> _Work to complete_:
Return all lines from the listing below in which the string "dzisiejszej" occurs.

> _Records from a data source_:
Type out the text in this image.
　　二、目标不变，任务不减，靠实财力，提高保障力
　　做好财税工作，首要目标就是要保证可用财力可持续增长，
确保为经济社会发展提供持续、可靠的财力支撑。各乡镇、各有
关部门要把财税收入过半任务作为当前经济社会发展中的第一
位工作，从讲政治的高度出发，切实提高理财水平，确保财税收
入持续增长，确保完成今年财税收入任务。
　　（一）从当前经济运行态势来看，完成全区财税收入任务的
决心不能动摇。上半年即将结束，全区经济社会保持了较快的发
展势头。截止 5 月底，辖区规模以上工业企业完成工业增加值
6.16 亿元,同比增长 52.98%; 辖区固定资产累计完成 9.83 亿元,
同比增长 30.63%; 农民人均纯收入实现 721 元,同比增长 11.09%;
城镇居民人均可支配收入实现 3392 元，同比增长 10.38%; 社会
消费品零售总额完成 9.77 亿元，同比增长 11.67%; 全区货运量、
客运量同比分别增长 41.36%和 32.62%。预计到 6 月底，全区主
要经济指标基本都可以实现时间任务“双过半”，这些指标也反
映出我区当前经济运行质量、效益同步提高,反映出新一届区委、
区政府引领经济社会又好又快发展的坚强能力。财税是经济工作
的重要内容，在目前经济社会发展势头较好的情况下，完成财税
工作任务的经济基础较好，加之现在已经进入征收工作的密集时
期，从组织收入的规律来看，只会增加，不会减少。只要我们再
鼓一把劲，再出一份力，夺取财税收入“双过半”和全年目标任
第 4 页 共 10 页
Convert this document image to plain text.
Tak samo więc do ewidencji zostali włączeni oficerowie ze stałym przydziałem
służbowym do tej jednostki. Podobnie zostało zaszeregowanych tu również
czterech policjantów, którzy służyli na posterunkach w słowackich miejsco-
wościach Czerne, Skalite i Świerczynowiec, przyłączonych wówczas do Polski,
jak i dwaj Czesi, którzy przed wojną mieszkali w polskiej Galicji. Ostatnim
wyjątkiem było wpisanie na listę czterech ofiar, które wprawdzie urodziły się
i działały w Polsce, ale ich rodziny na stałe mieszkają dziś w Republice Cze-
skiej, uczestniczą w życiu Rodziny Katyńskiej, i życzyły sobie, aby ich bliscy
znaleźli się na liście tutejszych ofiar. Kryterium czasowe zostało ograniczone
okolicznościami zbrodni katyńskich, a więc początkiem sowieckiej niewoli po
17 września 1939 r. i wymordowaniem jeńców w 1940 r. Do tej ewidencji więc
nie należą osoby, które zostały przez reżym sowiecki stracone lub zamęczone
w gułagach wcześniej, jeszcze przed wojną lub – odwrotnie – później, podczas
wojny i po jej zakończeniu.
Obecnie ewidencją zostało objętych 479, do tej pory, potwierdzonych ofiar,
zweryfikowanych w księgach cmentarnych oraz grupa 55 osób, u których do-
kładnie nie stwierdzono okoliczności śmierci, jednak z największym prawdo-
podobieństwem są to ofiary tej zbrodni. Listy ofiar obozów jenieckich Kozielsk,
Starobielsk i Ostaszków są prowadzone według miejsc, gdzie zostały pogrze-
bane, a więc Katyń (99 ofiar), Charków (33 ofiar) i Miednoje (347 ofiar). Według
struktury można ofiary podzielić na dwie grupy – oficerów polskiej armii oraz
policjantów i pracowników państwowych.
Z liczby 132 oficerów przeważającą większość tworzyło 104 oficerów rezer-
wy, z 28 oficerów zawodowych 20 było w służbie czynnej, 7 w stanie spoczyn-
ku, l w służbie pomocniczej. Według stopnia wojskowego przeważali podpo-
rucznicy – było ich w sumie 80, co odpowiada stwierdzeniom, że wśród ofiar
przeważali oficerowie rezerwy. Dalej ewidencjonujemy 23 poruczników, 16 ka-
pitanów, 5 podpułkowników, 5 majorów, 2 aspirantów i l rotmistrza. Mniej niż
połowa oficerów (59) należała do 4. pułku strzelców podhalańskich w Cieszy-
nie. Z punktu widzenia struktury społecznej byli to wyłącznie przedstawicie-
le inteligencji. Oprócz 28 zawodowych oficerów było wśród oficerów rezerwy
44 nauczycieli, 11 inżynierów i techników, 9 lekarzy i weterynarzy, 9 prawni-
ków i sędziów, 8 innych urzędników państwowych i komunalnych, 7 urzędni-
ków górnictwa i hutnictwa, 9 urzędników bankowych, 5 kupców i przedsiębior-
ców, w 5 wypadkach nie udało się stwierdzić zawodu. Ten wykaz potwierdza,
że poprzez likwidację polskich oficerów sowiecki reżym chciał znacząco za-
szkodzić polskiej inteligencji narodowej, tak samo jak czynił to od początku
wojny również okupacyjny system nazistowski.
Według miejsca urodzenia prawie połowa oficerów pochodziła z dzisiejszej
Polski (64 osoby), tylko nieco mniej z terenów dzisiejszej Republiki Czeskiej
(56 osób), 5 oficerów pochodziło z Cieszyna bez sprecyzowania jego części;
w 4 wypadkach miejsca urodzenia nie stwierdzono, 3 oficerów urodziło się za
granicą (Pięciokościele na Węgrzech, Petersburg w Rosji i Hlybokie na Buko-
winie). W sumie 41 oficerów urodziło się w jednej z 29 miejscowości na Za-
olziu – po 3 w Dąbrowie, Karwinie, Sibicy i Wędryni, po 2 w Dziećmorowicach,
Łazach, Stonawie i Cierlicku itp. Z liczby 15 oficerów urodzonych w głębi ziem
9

> _Result of this task_:
Według miejsca urodzenia prawie połowa oficerów pochodziła z dzisiejszej
Polski (64 osoby), tylko nieco mniej z terenów dzisiejszej Republiki Czeskiej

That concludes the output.